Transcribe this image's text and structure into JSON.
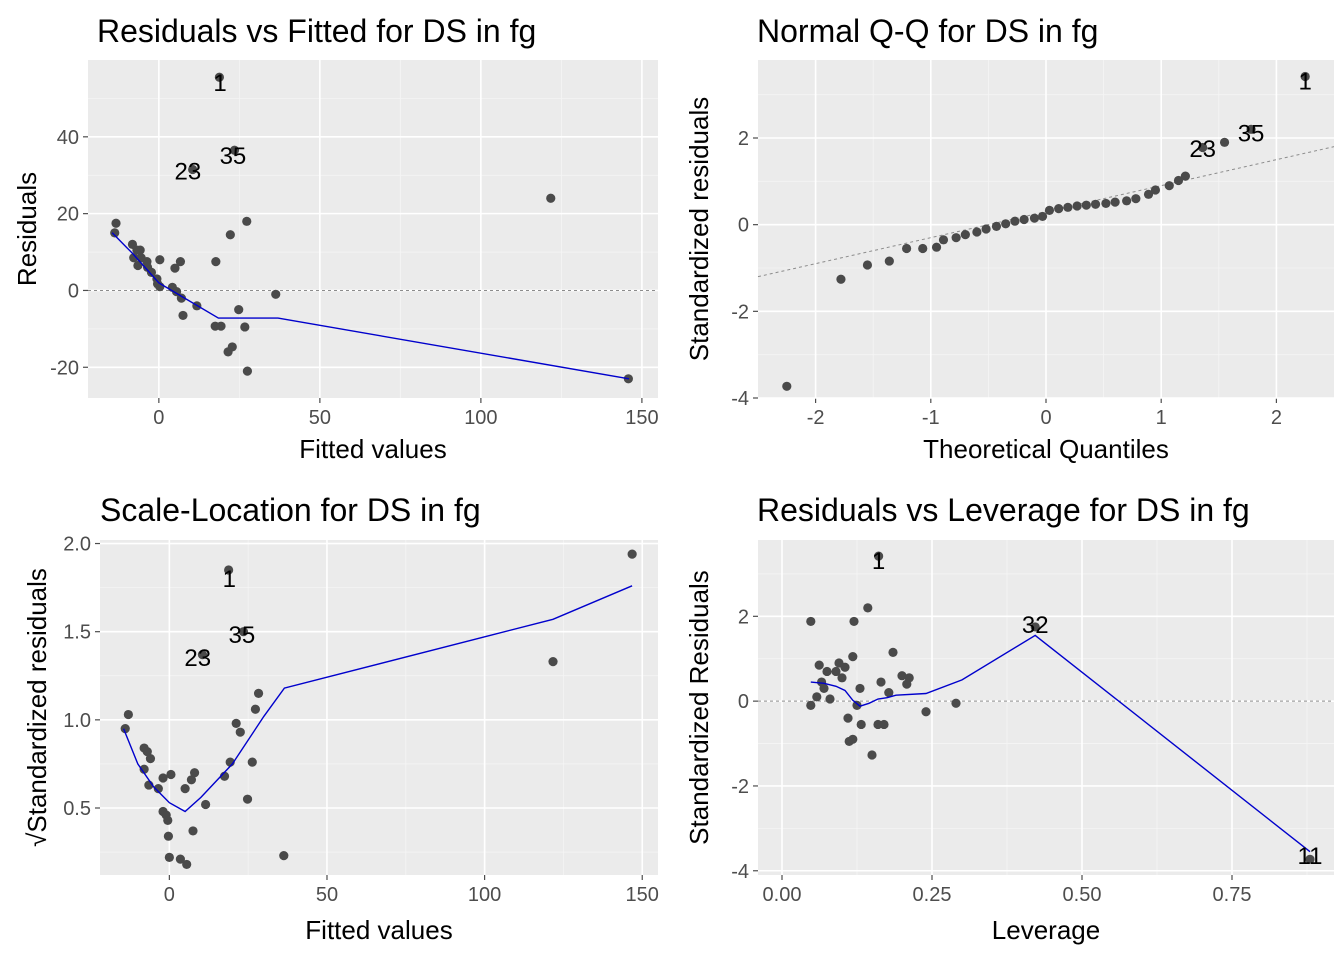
{
  "colors": {
    "panel_bg": "#ebebeb",
    "grid_major": "#ffffff",
    "grid_minor": "#f5f5f5",
    "point": "#4a4a4a",
    "smooth": "#0000cc",
    "reference": "#8c8c8c",
    "tick": "#4d4d4d"
  },
  "chart_data": [
    {
      "type": "scatter",
      "title": "Residuals vs Fitted for DS in fg",
      "xlabel": "Fitted values",
      "ylabel": "Residuals",
      "xlim": [
        -22,
        155
      ],
      "ylim": [
        -28,
        60
      ],
      "xticks": [
        0,
        50,
        100,
        150
      ],
      "xtick_labels": [
        "0",
        "50",
        "100",
        "150"
      ],
      "yticks": [
        -20,
        0,
        20,
        40
      ],
      "ytick_labels": [
        "-20",
        "0",
        "20",
        "40"
      ],
      "hline": 0,
      "points": [
        {
          "x": 18.8,
          "y": 55.5
        },
        {
          "x": 10.5,
          "y": 31.5
        },
        {
          "x": 23.5,
          "y": 36.5
        },
        {
          "x": 121.7,
          "y": 24
        },
        {
          "x": 145.8,
          "y": -23
        },
        {
          "x": -13.3,
          "y": 17.5
        },
        {
          "x": -13.7,
          "y": 15
        },
        {
          "x": -8.2,
          "y": 12
        },
        {
          "x": -6.8,
          "y": 10.5
        },
        {
          "x": -5.8,
          "y": 10.5
        },
        {
          "x": -7.8,
          "y": 8.5
        },
        {
          "x": -5.5,
          "y": 8.5
        },
        {
          "x": -3.7,
          "y": 7.5
        },
        {
          "x": 0.3,
          "y": 8
        },
        {
          "x": -6.5,
          "y": 6.5
        },
        {
          "x": -3.5,
          "y": 6
        },
        {
          "x": -2.3,
          "y": 4.7
        },
        {
          "x": -0.6,
          "y": 3
        },
        {
          "x": -0.4,
          "y": 1.7
        },
        {
          "x": 0.3,
          "y": 1
        },
        {
          "x": 4.2,
          "y": 0.8
        },
        {
          "x": 5.5,
          "y": -0.3
        },
        {
          "x": 5.0,
          "y": 5.8
        },
        {
          "x": 6.7,
          "y": 7.5
        },
        {
          "x": 7.0,
          "y": -2
        },
        {
          "x": 7.5,
          "y": -6.5
        },
        {
          "x": 11.8,
          "y": -4
        },
        {
          "x": 17.5,
          "y": -9.3
        },
        {
          "x": 19.3,
          "y": -9.3
        },
        {
          "x": 17.7,
          "y": 7.5
        },
        {
          "x": 21.5,
          "y": -16
        },
        {
          "x": 22.8,
          "y": -14.7
        },
        {
          "x": 22.2,
          "y": 14.5
        },
        {
          "x": 24.8,
          "y": -5
        },
        {
          "x": 26.7,
          "y": -9.5
        },
        {
          "x": 27.3,
          "y": 18
        },
        {
          "x": 27.5,
          "y": -21
        },
        {
          "x": 36.3,
          "y": -1
        }
      ],
      "smooth": [
        {
          "x": -14.5,
          "y": 15
        },
        {
          "x": -8,
          "y": 9.5
        },
        {
          "x": 0,
          "y": 2
        },
        {
          "x": 8,
          "y": -2
        },
        {
          "x": 18.5,
          "y": -7.2
        },
        {
          "x": 37,
          "y": -7.2
        },
        {
          "x": 146,
          "y": -23
        }
      ],
      "labels": [
        {
          "text": "1",
          "x": 19,
          "y": 54
        },
        {
          "text": "23",
          "x": 9,
          "y": 31
        },
        {
          "text": "35",
          "x": 23,
          "y": 35
        }
      ]
    },
    {
      "type": "scatter",
      "title": "Normal Q-Q for DS in fg",
      "xlabel": "Theoretical Quantiles",
      "ylabel": "Standardized residuals",
      "xlim": [
        -2.5,
        2.5
      ],
      "ylim": [
        -4.0,
        3.8
      ],
      "xticks": [
        -2,
        -1,
        0,
        1,
        2
      ],
      "xtick_labels": [
        "-2",
        "-1",
        "0",
        "1",
        "2"
      ],
      "yticks": [
        -4,
        -2,
        0,
        2
      ],
      "ytick_labels": [
        "-4",
        "-2",
        "0",
        "2"
      ],
      "refline": {
        "intercept": 0.3,
        "slope": 0.6
      },
      "points": [
        {
          "x": -2.25,
          "y": -3.73
        },
        {
          "x": -1.78,
          "y": -1.26
        },
        {
          "x": -1.55,
          "y": -0.93
        },
        {
          "x": -1.36,
          "y": -0.84
        },
        {
          "x": -1.21,
          "y": -0.55
        },
        {
          "x": -1.07,
          "y": -0.55
        },
        {
          "x": -0.95,
          "y": -0.52
        },
        {
          "x": -0.89,
          "y": -0.35
        },
        {
          "x": -0.78,
          "y": -0.3
        },
        {
          "x": -0.7,
          "y": -0.23
        },
        {
          "x": -0.6,
          "y": -0.17
        },
        {
          "x": -0.52,
          "y": -0.1
        },
        {
          "x": -0.43,
          "y": -0.04
        },
        {
          "x": -0.35,
          "y": 0.02
        },
        {
          "x": -0.27,
          "y": 0.08
        },
        {
          "x": -0.19,
          "y": 0.12
        },
        {
          "x": -0.1,
          "y": 0.15
        },
        {
          "x": -0.03,
          "y": 0.19
        },
        {
          "x": 0.03,
          "y": 0.33
        },
        {
          "x": 0.11,
          "y": 0.37
        },
        {
          "x": 0.19,
          "y": 0.4
        },
        {
          "x": 0.27,
          "y": 0.43
        },
        {
          "x": 0.35,
          "y": 0.45
        },
        {
          "x": 0.43,
          "y": 0.47
        },
        {
          "x": 0.52,
          "y": 0.49
        },
        {
          "x": 0.6,
          "y": 0.52
        },
        {
          "x": 0.7,
          "y": 0.55
        },
        {
          "x": 0.78,
          "y": 0.6
        },
        {
          "x": 0.89,
          "y": 0.7
        },
        {
          "x": 0.95,
          "y": 0.8
        },
        {
          "x": 1.07,
          "y": 0.9
        },
        {
          "x": 1.15,
          "y": 1.02
        },
        {
          "x": 1.21,
          "y": 1.12
        },
        {
          "x": 1.36,
          "y": 1.78
        },
        {
          "x": 1.55,
          "y": 1.9
        },
        {
          "x": 1.78,
          "y": 2.2
        },
        {
          "x": 2.25,
          "y": 3.42
        }
      ],
      "labels": [
        {
          "text": "1",
          "x": 2.25,
          "y": 3.3
        },
        {
          "text": "23",
          "x": 1.36,
          "y": 1.75
        },
        {
          "text": "35",
          "x": 1.78,
          "y": 2.1
        }
      ]
    },
    {
      "type": "scatter",
      "title": "Scale-Location for DS in fg",
      "xlabel": "Fitted values",
      "ylabel": "Standardized residuals",
      "ylabel_prefix": "√",
      "xlim": [
        -22,
        155
      ],
      "ylim": [
        0.12,
        2.02
      ],
      "xticks": [
        0,
        50,
        100,
        150
      ],
      "xtick_labels": [
        "0",
        "50",
        "100",
        "150"
      ],
      "yticks": [
        0.5,
        1.0,
        1.5,
        2.0
      ],
      "ytick_labels": [
        "0.5",
        "1.0",
        "1.5",
        "2.0"
      ],
      "points": [
        {
          "x": 18.8,
          "y": 1.85
        },
        {
          "x": 10.5,
          "y": 1.37
        },
        {
          "x": 23.5,
          "y": 1.5
        },
        {
          "x": 121.7,
          "y": 1.33
        },
        {
          "x": 146.8,
          "y": 1.94
        },
        {
          "x": -13,
          "y": 1.03
        },
        {
          "x": -14,
          "y": 0.95
        },
        {
          "x": -8,
          "y": 0.84
        },
        {
          "x": -7,
          "y": 0.82
        },
        {
          "x": -6,
          "y": 0.78
        },
        {
          "x": -8,
          "y": 0.72
        },
        {
          "x": -6.5,
          "y": 0.63
        },
        {
          "x": -3.5,
          "y": 0.61
        },
        {
          "x": -2,
          "y": 0.67
        },
        {
          "x": 0.5,
          "y": 0.69
        },
        {
          "x": -2,
          "y": 0.48
        },
        {
          "x": -1,
          "y": 0.46
        },
        {
          "x": -0.5,
          "y": 0.43
        },
        {
          "x": -0.3,
          "y": 0.34
        },
        {
          "x": 0,
          "y": 0.22
        },
        {
          "x": 3.5,
          "y": 0.21
        },
        {
          "x": 5.5,
          "y": 0.18
        },
        {
          "x": 5,
          "y": 0.61
        },
        {
          "x": 7,
          "y": 0.66
        },
        {
          "x": 7.5,
          "y": 0.37
        },
        {
          "x": 8,
          "y": 0.7
        },
        {
          "x": 11.5,
          "y": 0.52
        },
        {
          "x": 17.5,
          "y": 0.68
        },
        {
          "x": 19.3,
          "y": 0.76
        },
        {
          "x": 21.2,
          "y": 0.98
        },
        {
          "x": 22.5,
          "y": 0.93
        },
        {
          "x": 24.8,
          "y": 0.55
        },
        {
          "x": 26.3,
          "y": 0.76
        },
        {
          "x": 27.3,
          "y": 1.06
        },
        {
          "x": 28.3,
          "y": 1.15
        },
        {
          "x": 36.3,
          "y": 0.23
        }
      ],
      "smooth": [
        {
          "x": -14.5,
          "y": 0.95
        },
        {
          "x": -10,
          "y": 0.75
        },
        {
          "x": -5,
          "y": 0.62
        },
        {
          "x": 0,
          "y": 0.53
        },
        {
          "x": 5,
          "y": 0.48
        },
        {
          "x": 10,
          "y": 0.56
        },
        {
          "x": 20,
          "y": 0.75
        },
        {
          "x": 30,
          "y": 1.02
        },
        {
          "x": 36.5,
          "y": 1.18
        },
        {
          "x": 121.7,
          "y": 1.57
        },
        {
          "x": 146.8,
          "y": 1.76
        }
      ],
      "labels": [
        {
          "text": "1",
          "x": 19,
          "y": 1.8
        },
        {
          "text": "23",
          "x": 9,
          "y": 1.35
        },
        {
          "text": "35",
          "x": 23,
          "y": 1.48
        }
      ]
    },
    {
      "type": "scatter",
      "title": "Residuals vs Leverage for DS in fg",
      "xlabel": "Leverage",
      "ylabel": "Standardized Residuals",
      "xlim": [
        -0.04,
        0.92
      ],
      "ylim": [
        -4.1,
        3.8
      ],
      "xticks": [
        0.0,
        0.25,
        0.5,
        0.75
      ],
      "xtick_labels": [
        "0.00",
        "0.25",
        "0.50",
        "0.75"
      ],
      "yticks": [
        -4,
        -2,
        0,
        2
      ],
      "ytick_labels": [
        "-4",
        "-2",
        "0",
        "2"
      ],
      "hline": 0,
      "points": [
        {
          "x": 0.161,
          "y": 3.42
        },
        {
          "x": 0.422,
          "y": 1.75
        },
        {
          "x": 0.88,
          "y": -3.73
        },
        {
          "x": 0.048,
          "y": 1.88
        },
        {
          "x": 0.048,
          "y": -0.1
        },
        {
          "x": 0.058,
          "y": 0.1
        },
        {
          "x": 0.062,
          "y": 0.85
        },
        {
          "x": 0.066,
          "y": 0.45
        },
        {
          "x": 0.07,
          "y": 0.3
        },
        {
          "x": 0.075,
          "y": 0.7
        },
        {
          "x": 0.08,
          "y": 0.05
        },
        {
          "x": 0.09,
          "y": 0.7
        },
        {
          "x": 0.095,
          "y": 0.9
        },
        {
          "x": 0.1,
          "y": 0.55
        },
        {
          "x": 0.105,
          "y": 0.8
        },
        {
          "x": 0.11,
          "y": -0.4
        },
        {
          "x": 0.112,
          "y": -0.95
        },
        {
          "x": 0.118,
          "y": -0.9
        },
        {
          "x": 0.118,
          "y": 1.05
        },
        {
          "x": 0.12,
          "y": 1.88
        },
        {
          "x": 0.125,
          "y": -0.1
        },
        {
          "x": 0.13,
          "y": 0.3
        },
        {
          "x": 0.132,
          "y": -0.55
        },
        {
          "x": 0.143,
          "y": 2.2
        },
        {
          "x": 0.15,
          "y": -1.27
        },
        {
          "x": 0.16,
          "y": -0.55
        },
        {
          "x": 0.165,
          "y": 0.45
        },
        {
          "x": 0.17,
          "y": -0.55
        },
        {
          "x": 0.178,
          "y": 0.2
        },
        {
          "x": 0.185,
          "y": 1.15
        },
        {
          "x": 0.2,
          "y": 0.6
        },
        {
          "x": 0.208,
          "y": 0.4
        },
        {
          "x": 0.212,
          "y": 0.55
        },
        {
          "x": 0.24,
          "y": -0.25
        },
        {
          "x": 0.29,
          "y": -0.05
        }
      ],
      "smooth": [
        {
          "x": 0.048,
          "y": 0.45
        },
        {
          "x": 0.07,
          "y": 0.42
        },
        {
          "x": 0.09,
          "y": 0.35
        },
        {
          "x": 0.105,
          "y": 0.25
        },
        {
          "x": 0.118,
          "y": 0.02
        },
        {
          "x": 0.13,
          "y": -0.12
        },
        {
          "x": 0.145,
          "y": -0.05
        },
        {
          "x": 0.16,
          "y": 0.05
        },
        {
          "x": 0.175,
          "y": 0.08
        },
        {
          "x": 0.19,
          "y": 0.14
        },
        {
          "x": 0.24,
          "y": 0.18
        },
        {
          "x": 0.3,
          "y": 0.5
        },
        {
          "x": 0.422,
          "y": 1.55
        },
        {
          "x": 0.88,
          "y": -3.55
        }
      ],
      "labels": [
        {
          "text": "1",
          "x": 0.161,
          "y": 3.3
        },
        {
          "text": "32",
          "x": 0.422,
          "y": 1.8
        },
        {
          "text": "11",
          "x": 0.88,
          "y": -3.65
        }
      ]
    }
  ]
}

What you are asked to do. Gather all lines of the records that include the word "title".

Exercise solution.
      "title": "Residuals vs Fitted for DS in fg",
      "title": "Normal Q-Q for DS in fg",
      "title": "Scale-Location for DS in fg",
      "title": "Residuals vs Leverage for DS in fg",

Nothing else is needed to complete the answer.